▸ Goal
Check every line of the data below for the string "weather", and copy the ones that hold it.

▸ Information given
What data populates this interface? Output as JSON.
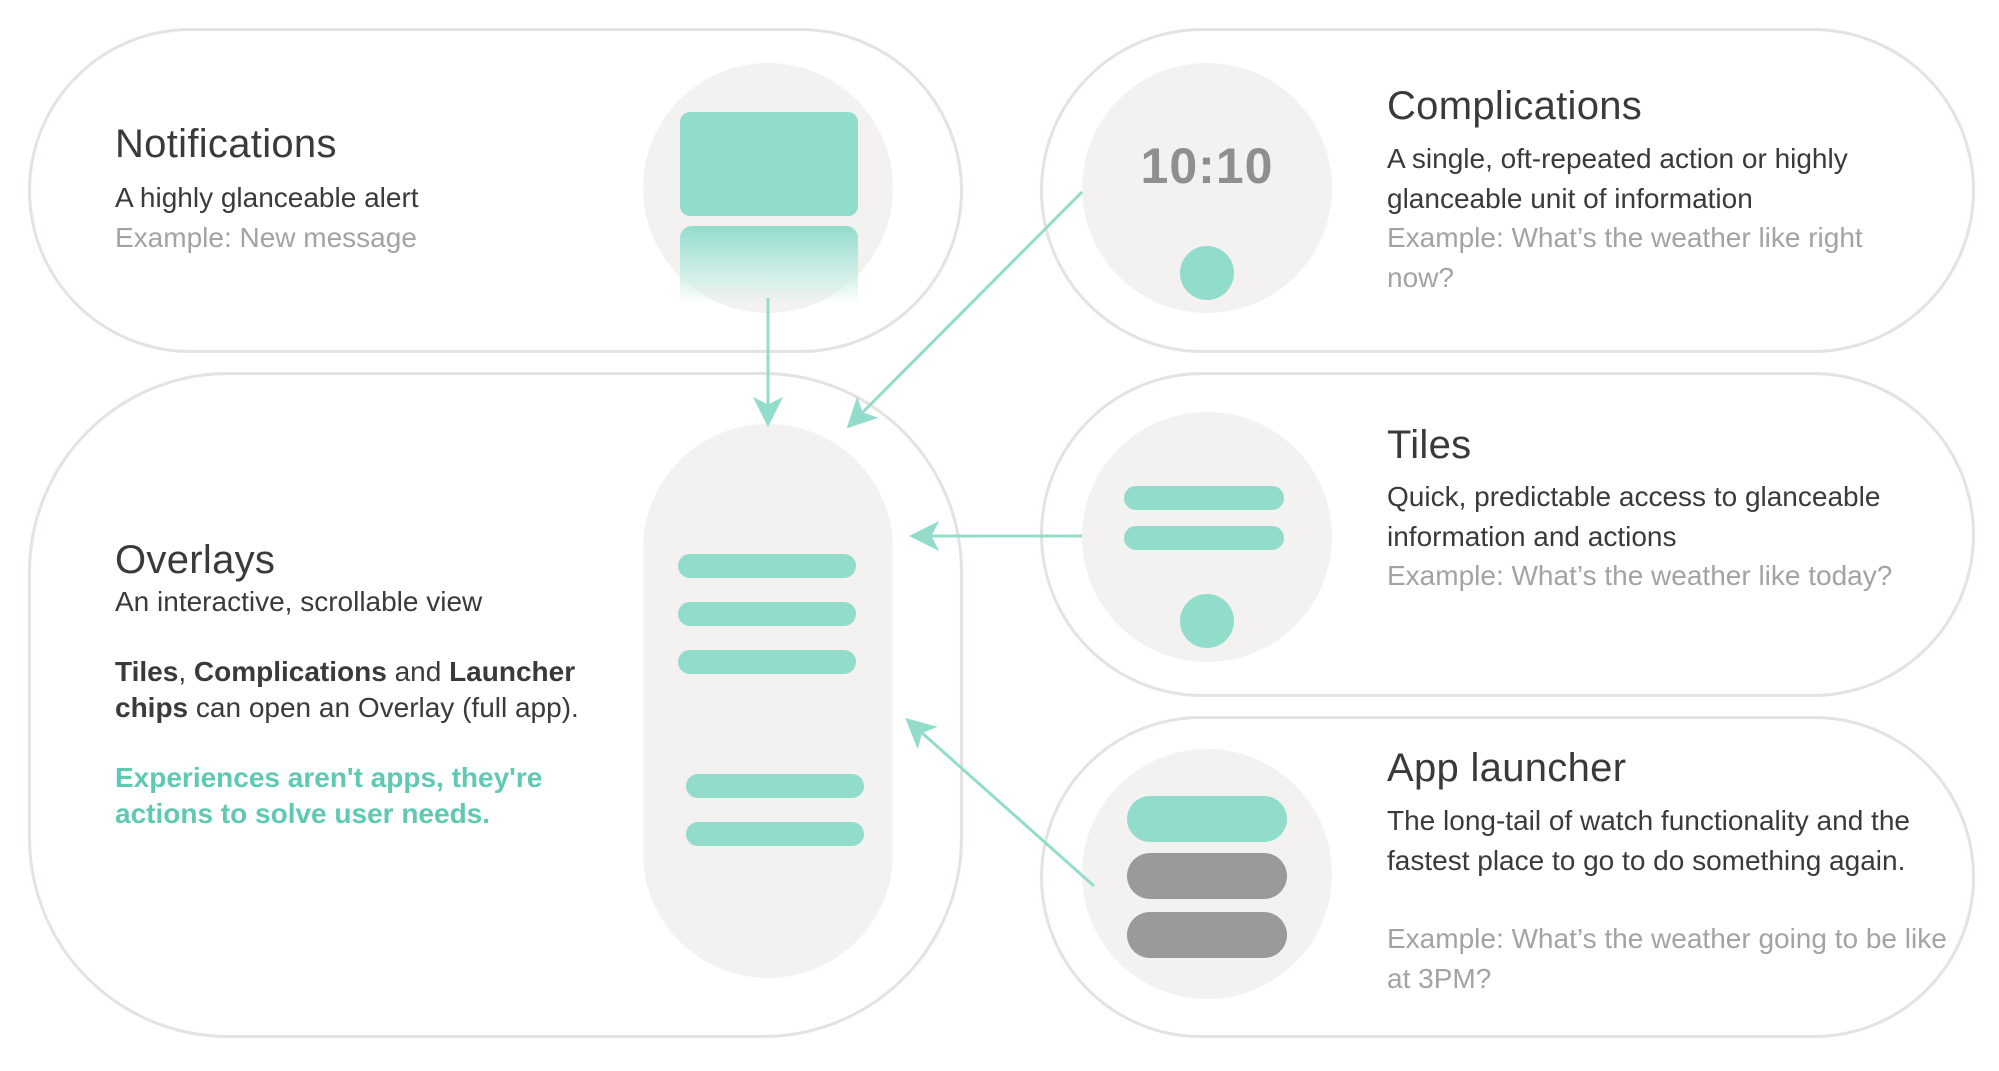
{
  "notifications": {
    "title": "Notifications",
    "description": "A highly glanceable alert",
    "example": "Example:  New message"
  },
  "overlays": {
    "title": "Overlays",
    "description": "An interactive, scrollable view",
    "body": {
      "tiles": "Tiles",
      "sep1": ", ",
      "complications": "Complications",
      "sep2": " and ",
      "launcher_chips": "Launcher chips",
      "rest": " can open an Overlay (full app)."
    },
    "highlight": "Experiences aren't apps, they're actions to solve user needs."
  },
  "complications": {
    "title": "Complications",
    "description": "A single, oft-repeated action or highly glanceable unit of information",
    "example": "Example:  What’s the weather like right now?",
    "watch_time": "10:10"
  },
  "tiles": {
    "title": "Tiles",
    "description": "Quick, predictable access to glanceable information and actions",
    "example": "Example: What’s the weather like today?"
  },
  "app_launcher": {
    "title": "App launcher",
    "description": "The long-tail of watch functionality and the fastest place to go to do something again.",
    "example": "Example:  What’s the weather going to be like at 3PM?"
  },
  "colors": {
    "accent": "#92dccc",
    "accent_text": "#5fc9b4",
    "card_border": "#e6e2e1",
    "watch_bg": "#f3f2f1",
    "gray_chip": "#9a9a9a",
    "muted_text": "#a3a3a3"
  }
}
==
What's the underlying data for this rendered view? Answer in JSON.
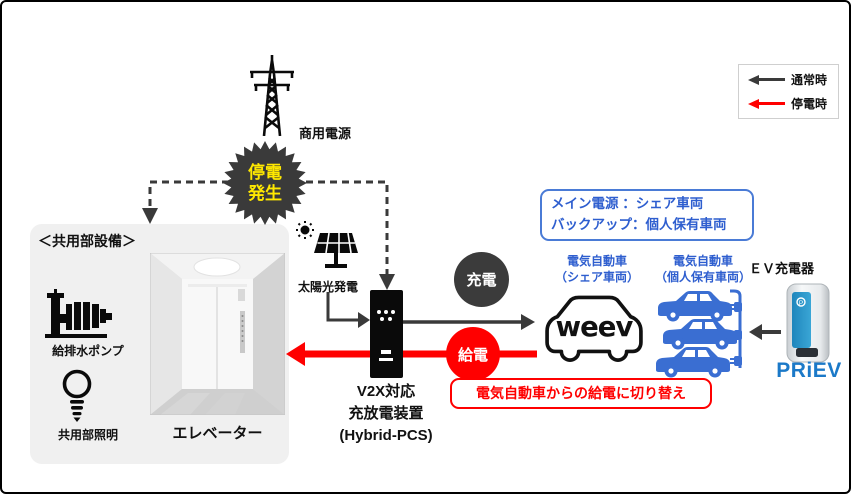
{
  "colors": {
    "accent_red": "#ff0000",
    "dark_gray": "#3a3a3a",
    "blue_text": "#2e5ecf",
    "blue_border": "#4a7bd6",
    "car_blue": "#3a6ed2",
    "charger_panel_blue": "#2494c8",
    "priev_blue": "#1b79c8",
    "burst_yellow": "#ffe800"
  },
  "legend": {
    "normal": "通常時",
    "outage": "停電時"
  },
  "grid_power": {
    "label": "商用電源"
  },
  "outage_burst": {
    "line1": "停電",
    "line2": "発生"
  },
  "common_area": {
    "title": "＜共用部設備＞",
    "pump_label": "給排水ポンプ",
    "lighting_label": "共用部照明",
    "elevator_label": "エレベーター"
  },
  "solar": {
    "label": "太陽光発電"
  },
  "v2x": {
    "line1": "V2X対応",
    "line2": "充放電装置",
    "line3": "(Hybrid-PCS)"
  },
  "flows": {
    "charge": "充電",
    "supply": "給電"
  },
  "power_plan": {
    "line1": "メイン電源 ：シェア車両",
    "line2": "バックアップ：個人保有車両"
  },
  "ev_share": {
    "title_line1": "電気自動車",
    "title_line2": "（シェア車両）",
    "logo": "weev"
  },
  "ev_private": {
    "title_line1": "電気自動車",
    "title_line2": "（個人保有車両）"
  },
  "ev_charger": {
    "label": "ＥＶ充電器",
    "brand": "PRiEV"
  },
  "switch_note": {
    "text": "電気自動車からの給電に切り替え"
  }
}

▸ Exercise answer
    "example": "Example:  What’s the weather like right now?",
    "example": "Example: What’s the weather like today?"
    "example": "Example:  What’s the weather going to be like at 3PM?"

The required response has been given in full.